Find the lines below that contain the string "dSTEC". Copy each one.
********************
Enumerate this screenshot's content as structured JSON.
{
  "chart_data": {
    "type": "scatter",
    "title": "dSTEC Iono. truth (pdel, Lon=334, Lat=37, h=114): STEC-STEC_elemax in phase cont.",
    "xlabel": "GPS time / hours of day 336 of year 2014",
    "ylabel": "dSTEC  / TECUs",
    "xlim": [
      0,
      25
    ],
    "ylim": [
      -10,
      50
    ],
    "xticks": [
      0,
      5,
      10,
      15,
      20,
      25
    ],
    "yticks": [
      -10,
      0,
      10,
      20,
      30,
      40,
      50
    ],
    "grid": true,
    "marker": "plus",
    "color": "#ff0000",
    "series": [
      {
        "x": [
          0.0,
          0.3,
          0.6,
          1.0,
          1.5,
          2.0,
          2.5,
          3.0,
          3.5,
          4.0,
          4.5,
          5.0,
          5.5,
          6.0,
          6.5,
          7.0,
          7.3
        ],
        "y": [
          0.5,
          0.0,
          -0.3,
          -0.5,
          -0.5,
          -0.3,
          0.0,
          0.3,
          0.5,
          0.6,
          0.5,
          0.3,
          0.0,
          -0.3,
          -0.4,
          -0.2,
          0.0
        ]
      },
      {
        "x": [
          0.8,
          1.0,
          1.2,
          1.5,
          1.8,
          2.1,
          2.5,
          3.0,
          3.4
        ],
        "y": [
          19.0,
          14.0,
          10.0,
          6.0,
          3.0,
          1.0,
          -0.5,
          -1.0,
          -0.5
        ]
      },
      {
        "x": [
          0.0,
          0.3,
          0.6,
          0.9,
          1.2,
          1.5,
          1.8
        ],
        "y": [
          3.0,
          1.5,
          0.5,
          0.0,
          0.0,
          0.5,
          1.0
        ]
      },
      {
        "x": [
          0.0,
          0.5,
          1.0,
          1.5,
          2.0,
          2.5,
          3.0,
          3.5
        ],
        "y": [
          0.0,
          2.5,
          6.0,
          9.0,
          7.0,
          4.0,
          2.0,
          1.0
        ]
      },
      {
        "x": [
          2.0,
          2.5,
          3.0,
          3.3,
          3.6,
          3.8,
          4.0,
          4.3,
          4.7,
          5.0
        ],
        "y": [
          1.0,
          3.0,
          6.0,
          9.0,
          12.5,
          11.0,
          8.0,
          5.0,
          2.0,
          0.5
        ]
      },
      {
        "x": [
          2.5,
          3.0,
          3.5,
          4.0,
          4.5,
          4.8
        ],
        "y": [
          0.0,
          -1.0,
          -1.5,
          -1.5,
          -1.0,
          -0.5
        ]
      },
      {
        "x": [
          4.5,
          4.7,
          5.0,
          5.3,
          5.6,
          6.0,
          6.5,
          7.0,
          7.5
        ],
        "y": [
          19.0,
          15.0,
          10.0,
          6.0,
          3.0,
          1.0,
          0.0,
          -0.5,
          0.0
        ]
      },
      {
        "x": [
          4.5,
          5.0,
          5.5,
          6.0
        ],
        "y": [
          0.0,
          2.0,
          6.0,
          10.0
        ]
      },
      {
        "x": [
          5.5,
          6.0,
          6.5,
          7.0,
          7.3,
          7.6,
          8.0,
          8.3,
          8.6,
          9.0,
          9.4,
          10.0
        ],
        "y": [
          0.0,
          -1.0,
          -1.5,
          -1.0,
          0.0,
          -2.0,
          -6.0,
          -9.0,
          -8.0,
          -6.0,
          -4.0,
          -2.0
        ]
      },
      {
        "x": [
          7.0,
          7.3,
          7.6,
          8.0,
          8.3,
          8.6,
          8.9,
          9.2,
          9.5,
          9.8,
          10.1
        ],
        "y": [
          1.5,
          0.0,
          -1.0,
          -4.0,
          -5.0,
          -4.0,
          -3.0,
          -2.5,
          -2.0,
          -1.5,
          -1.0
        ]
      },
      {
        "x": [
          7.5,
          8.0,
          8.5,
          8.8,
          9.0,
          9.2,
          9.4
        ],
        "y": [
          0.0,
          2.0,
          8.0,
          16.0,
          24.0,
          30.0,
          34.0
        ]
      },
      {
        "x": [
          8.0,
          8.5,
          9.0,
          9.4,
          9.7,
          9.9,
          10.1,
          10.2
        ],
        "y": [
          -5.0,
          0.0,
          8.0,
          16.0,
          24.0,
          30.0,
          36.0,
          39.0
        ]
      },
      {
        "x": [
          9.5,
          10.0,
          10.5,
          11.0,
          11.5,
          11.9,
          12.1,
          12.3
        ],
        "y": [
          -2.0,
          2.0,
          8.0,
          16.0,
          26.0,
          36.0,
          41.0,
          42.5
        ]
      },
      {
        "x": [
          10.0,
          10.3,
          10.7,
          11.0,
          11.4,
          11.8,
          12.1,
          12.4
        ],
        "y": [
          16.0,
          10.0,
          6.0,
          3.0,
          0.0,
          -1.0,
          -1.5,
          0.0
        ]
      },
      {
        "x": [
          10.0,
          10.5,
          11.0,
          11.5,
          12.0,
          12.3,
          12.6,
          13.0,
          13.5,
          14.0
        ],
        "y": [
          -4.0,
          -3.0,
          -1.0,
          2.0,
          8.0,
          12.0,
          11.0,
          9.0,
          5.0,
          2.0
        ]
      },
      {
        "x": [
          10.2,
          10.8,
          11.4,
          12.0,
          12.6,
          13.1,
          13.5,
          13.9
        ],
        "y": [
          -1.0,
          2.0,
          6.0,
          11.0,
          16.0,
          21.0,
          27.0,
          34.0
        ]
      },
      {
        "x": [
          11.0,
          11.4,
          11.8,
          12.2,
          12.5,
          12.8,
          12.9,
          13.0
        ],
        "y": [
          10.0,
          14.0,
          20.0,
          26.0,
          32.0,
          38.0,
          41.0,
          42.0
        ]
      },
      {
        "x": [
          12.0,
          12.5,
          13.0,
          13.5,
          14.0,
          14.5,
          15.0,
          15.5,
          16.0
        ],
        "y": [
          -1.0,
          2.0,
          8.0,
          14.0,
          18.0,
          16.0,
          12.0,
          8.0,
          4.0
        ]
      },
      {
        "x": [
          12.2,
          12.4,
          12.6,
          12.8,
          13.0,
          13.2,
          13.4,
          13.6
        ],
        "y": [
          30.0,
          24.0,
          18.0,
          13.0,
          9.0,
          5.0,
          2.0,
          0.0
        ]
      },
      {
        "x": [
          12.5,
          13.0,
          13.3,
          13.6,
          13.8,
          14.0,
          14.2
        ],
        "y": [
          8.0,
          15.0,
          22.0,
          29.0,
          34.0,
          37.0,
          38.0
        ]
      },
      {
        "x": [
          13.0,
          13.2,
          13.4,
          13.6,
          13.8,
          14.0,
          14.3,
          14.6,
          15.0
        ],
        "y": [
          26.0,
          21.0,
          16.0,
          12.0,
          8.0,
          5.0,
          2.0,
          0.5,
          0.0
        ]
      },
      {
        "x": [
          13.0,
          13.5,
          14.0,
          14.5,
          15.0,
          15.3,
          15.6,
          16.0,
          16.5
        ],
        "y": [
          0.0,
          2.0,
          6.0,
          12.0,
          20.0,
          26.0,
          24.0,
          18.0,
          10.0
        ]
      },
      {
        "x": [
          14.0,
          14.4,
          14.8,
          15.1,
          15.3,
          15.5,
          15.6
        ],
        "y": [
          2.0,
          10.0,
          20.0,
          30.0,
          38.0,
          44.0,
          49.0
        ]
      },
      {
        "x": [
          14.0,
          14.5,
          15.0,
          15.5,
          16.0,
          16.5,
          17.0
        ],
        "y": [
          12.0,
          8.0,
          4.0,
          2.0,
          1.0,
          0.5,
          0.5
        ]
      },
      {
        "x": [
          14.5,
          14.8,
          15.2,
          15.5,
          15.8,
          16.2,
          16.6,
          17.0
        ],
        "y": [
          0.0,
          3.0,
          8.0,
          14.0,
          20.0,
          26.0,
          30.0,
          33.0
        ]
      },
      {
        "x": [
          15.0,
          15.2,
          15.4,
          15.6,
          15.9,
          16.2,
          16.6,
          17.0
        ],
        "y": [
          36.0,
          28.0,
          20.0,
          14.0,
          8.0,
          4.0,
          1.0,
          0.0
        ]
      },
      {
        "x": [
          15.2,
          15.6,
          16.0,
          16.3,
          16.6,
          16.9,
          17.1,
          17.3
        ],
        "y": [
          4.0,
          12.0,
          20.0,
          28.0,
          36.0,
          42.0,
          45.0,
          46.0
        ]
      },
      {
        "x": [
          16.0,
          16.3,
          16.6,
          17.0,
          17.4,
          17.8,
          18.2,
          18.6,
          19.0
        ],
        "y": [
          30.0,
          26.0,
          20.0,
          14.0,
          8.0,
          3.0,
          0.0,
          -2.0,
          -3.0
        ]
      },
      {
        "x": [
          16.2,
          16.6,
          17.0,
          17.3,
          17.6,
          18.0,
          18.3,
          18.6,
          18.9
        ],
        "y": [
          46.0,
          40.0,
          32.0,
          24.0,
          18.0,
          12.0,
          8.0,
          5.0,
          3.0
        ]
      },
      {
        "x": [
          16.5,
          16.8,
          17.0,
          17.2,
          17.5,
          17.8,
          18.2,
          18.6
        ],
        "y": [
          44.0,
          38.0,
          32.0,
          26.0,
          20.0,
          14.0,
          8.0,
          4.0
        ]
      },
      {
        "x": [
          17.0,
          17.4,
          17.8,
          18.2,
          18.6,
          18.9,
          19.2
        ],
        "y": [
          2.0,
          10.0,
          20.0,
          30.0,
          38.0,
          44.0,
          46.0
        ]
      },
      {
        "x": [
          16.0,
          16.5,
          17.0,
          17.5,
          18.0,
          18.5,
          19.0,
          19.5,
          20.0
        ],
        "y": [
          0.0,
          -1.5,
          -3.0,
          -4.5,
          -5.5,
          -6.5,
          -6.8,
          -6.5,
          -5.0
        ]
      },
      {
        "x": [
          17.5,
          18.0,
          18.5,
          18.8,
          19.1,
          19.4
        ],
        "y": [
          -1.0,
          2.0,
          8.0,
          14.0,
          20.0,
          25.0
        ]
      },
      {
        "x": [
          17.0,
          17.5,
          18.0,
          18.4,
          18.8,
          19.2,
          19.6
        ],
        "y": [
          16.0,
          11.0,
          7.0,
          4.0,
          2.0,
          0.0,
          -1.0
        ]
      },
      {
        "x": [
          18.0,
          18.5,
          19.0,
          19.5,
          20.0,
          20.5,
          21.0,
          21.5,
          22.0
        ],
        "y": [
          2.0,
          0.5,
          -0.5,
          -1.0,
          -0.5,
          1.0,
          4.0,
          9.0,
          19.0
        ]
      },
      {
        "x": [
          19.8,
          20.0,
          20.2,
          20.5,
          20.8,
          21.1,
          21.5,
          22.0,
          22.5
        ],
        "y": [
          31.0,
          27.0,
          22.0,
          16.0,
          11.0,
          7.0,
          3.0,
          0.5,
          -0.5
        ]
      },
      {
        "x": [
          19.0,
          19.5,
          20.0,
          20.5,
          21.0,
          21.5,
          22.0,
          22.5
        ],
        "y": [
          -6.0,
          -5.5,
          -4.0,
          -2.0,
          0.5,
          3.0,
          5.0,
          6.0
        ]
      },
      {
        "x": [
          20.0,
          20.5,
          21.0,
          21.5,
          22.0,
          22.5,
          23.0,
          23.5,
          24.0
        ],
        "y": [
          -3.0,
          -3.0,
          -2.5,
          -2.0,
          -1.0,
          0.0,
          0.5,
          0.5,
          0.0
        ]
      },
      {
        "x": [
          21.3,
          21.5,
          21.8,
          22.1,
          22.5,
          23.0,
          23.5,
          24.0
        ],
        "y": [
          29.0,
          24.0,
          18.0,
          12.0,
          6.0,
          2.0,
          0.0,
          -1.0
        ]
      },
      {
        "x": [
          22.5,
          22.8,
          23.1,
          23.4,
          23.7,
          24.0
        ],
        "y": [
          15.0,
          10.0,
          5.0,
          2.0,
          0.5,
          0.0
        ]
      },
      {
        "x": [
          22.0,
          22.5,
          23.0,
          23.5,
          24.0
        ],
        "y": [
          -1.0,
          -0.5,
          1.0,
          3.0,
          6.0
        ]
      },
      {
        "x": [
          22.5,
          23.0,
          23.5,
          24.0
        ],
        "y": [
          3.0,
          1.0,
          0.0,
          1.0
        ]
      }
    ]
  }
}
********************
> [The output]:
    "title": "dSTEC Iono. truth (pdel, Lon=334, Lat=37, h=114): STEC-STEC_elemax in phase cont.",
    "ylabel": "dSTEC  / TECUs",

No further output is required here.